▶ _What to produce_: Each record below should be repeated precisely as written.

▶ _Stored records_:
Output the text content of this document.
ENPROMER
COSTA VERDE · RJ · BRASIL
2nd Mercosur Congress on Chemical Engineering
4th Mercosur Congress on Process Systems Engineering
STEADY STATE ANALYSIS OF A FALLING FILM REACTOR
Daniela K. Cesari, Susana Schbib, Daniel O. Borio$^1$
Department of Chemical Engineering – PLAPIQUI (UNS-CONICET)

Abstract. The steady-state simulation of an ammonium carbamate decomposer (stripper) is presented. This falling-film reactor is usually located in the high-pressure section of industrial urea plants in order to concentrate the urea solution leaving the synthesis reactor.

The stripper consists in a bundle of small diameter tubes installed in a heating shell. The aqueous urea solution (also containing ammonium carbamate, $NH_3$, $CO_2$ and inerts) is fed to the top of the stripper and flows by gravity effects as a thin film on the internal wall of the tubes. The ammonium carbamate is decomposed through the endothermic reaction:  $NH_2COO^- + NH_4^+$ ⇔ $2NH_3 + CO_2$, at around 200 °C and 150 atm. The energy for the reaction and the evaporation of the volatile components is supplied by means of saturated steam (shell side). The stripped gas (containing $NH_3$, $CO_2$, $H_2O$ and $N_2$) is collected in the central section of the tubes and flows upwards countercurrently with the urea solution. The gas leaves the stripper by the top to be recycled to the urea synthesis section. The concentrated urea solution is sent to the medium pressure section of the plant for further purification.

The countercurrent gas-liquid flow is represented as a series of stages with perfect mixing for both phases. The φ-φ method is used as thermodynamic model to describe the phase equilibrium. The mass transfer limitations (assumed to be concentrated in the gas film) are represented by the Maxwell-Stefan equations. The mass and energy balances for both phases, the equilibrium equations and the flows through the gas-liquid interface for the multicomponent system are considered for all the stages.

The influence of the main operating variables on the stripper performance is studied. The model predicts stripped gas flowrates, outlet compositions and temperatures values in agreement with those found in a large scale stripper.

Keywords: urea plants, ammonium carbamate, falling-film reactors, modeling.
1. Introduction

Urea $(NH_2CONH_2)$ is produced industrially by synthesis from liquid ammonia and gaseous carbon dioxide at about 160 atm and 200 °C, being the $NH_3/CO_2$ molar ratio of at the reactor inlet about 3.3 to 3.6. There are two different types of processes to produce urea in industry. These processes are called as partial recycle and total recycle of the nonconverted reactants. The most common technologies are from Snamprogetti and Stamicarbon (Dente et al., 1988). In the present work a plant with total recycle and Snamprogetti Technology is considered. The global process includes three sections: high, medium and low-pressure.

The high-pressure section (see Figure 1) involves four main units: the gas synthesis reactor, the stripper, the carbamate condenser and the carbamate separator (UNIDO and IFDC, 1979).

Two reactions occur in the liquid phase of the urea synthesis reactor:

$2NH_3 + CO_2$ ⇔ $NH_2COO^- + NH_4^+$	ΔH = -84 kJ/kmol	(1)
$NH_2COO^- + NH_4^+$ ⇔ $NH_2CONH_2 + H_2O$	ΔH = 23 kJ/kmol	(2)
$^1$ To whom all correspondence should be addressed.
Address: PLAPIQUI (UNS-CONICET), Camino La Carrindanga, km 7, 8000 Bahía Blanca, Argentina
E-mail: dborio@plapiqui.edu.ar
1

▶ _Complete output_:
Output the text content of this document.
ENPROMER
COSTA VERDE · RJ · BRASIL
2nd Mercosur Congress on Chemical Engineering
4th Mercosur Congress on Process Systems Engineering
STEADY STATE ANALYSIS OF A FALLING FILM REACTOR
Daniela K. Cesari, Susana Schbib, Daniel O. Borio$^1$
Department of Chemical Engineering – PLAPIQUI (UNS-CONICET)

Abstract. The steady-state simulation of an ammonium carbamate decomposer (stripper) is presented. This falling-film reactor is usually located in the high-pressure section of industrial urea plants in order to concentrate the urea solution leaving the synthesis reactor.

The stripper consists in a bundle of small diameter tubes installed in a heating shell. The aqueous urea solution (also containing ammonium carbamate, $NH_3$, $CO_2$ and inerts) is fed to the top of the stripper and flows by gravity effects as a thin film on the internal wall of the tubes. The ammonium carbamate is decomposed through the endothermic reaction:  $NH_2COO^- + NH_4^+$ ⇔ $2NH_3 + CO_2$, at around 200 °C and 150 atm. The energy for the reaction and the evaporation of the volatile components is supplied by means of saturated steam (shell side). The stripped gas (containing $NH_3$, $CO_2$, $H_2O$ and $N_2$) is collected in the central section of the tubes and flows upwards countercurrently with the urea solution. The gas leaves the stripper by the top to be recycled to the urea synthesis section. The concentrated urea solution is sent to the medium pressure section of the plant for further purification.

The countercurrent gas-liquid flow is represented as a series of stages with perfect mixing for both phases. The φ-φ method is used as thermodynamic model to describe the phase equilibrium. The mass transfer limitations (assumed to be concentrated in the gas film) are represented by the Maxwell-Stefan equations. The mass and energy balances for both phases, the equilibrium equations and the flows through the gas-liquid interface for the multicomponent system are considered for all the stages.

The influence of the main operating variables on the stripper performance is studied. The model predicts stripped gas flowrates, outlet compositions and temperatures values in agreement with those found in a large scale stripper.

Keywords: urea plants, ammonium carbamate, falling-film reactors, modeling.
1. Introduction

Urea $(NH_2CONH_2)$ is produced industrially by synthesis from liquid ammonia and gaseous carbon dioxide at about 160 atm and 200 °C, being the $NH_3/CO_2$ molar ratio of at the reactor inlet about 3.3 to 3.6. There are two different types of processes to produce urea in industry. These processes are called as partial recycle and total recycle of the nonconverted reactants. The most common technologies are from Snamprogetti and Stamicarbon (Dente et al., 1988). In the present work a plant with total recycle and Snamprogetti Technology is considered. The global process includes three sections: high, medium and low-pressure.

The high-pressure section (see Figure 1) involves four main units: the gas synthesis reactor, the stripper, the carbamate condenser and the carbamate separator (UNIDO and IFDC, 1979).

Two reactions occur in the liquid phase of the urea synthesis reactor:

$2NH_3 + CO_2$ ⇔ $NH_2COO^- + NH_4^+$	ΔH = -84 kJ/kmol	(1)
$NH_2COO^- + NH_4^+$ ⇔ $NH_2CONH_2 + H_2O$	ΔH = 23 kJ/kmol	(2)
$^1$ To whom all correspondence should be addressed.
Address: PLAPIQUI (UNS-CONICET), Camino La Carrindanga, km 7, 8000 Bahía Blanca, Argentina
E-mail: dborio@plapiqui.edu.ar
1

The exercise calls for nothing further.